| THE EXERCISE |
Pull every line containing "text" out of the material below.

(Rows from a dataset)
################

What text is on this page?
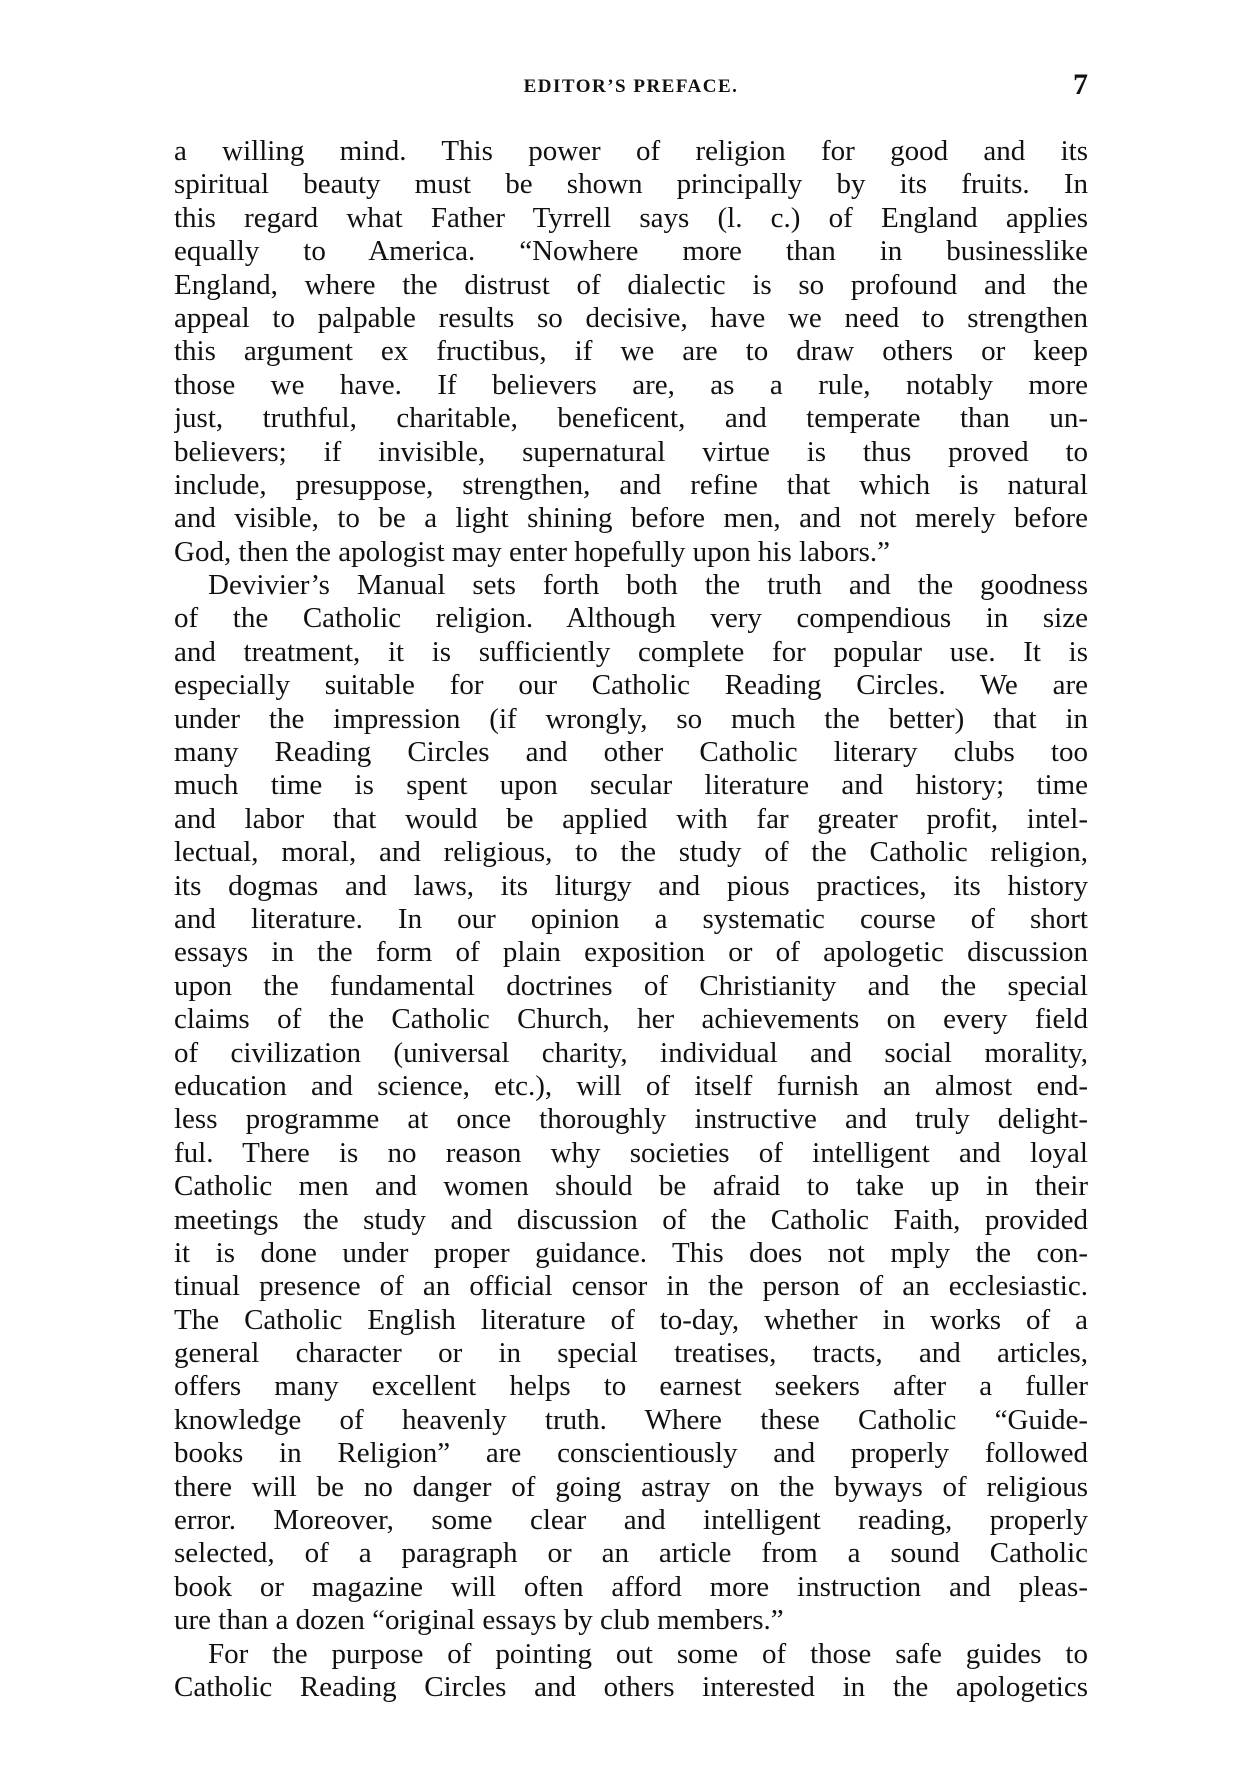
EDITOR’S PREFACE.	7
a willing mind. This power of religion for good and its
spiritual beauty must be shown principally by its fruits. In
this regard what Father Tyrrell says (l. c.) of England applies
equally to America. “Nowhere more than in businesslike
England, where the distrust of dialectic is so profound and the
appeal to palpable results so decisive, have we need to strengthen
this argument ex fructibus, if we are to draw others or keep
those we have. If believers are, as a rule, notably more
just, truthful, charitable, beneficent, and temperate than un-
believers; if invisible, supernatural virtue is thus proved to
include, presuppose, strengthen, and refine that which is natural
and visible, to be a light shining before men, and not merely before
God, then the apologist may enter hopefully upon his labors.”
Devivier’s Manual sets forth both the truth and the goodness
of the Catholic religion. Although very compendious in size
and treatment, it is sufficiently complete for popular use. It is
especially suitable for our Catholic Reading Circles. We are
under the impression (if wrongly, so much the better) that in
many Reading Circles and other Catholic literary clubs too
much time is spent upon secular literature and history; time
and labor that would be applied with far greater profit, intel-
lectual, moral, and religious, to the study of the Catholic religion,
its dogmas and laws, its liturgy and pious practices, its history
and literature. In our opinion a systematic course of short
essays in the form of plain exposition or of apologetic discussion
upon the fundamental doctrines of Christianity and the special
claims of the Catholic Church, her achievements on every field
of civilization (universal charity, individual and social morality,
education and science, etc.), will of itself furnish an almost end-
less programme at once thoroughly instructive and truly delight-
ful. There is no reason why societies of intelligent and loyal
Catholic men and women should be afraid to take up in their
meetings the study and discussion of the Catholic Faith, provided
it is done under proper guidance. This does not mply the con-
tinual presence of an official censor in the person of an ecclesiastic.
The Catholic English literature of to-day, whether in works of a
general character or in special treatises, tracts, and articles,
offers many excellent helps to earnest seekers after a fuller
knowledge of heavenly truth. Where these Catholic “Guide-
books in Religion” are conscientiously and properly followed
there will be no danger of going astray on the byways of religious
error. Moreover, some clear and intelligent reading, properly
selected, of a paragraph or an article from a sound Catholic
book or magazine will often afford more instruction and pleas-
ure than a dozen “original essays by club members.”
For the purpose of pointing out some of those safe guides to
Catholic Reading Circles and others interested in the apologetics
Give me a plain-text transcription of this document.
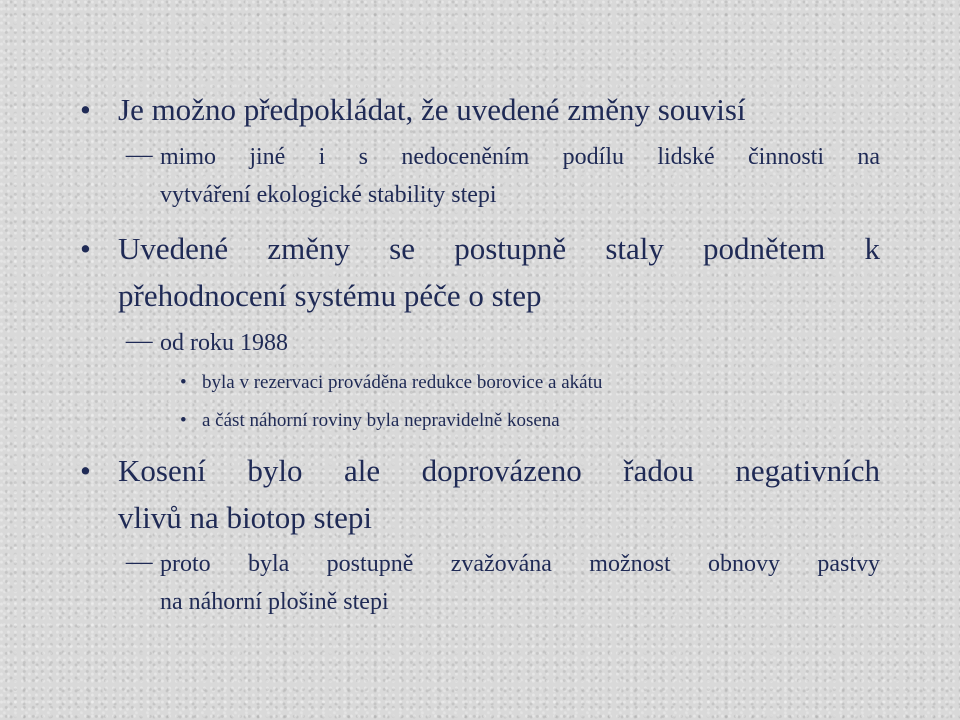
• Je možno předpokládat, že uvedené změny souvisí
– mimo jiné i s nedoceněním podílu lidské činnosti na
vytváření ekologické stability stepi
• Uvedené změny se postupně staly podnětem k
přehodnocení systému péče o step
– od roku 1988
• byla v rezervaci prováděna redukce borovice a akátu
• a část náhorní roviny byla nepravidelně kosena
• Kosení bylo ale doprovázeno řadou negativních
vlivů na biotop stepi
– proto byla postupně zvažována možnost obnovy pastvy
na náhorní plošině stepi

################

| ANSWER TO THIS EXERCISE |
What text is on this page?
Give me a plain-text transcription of this document.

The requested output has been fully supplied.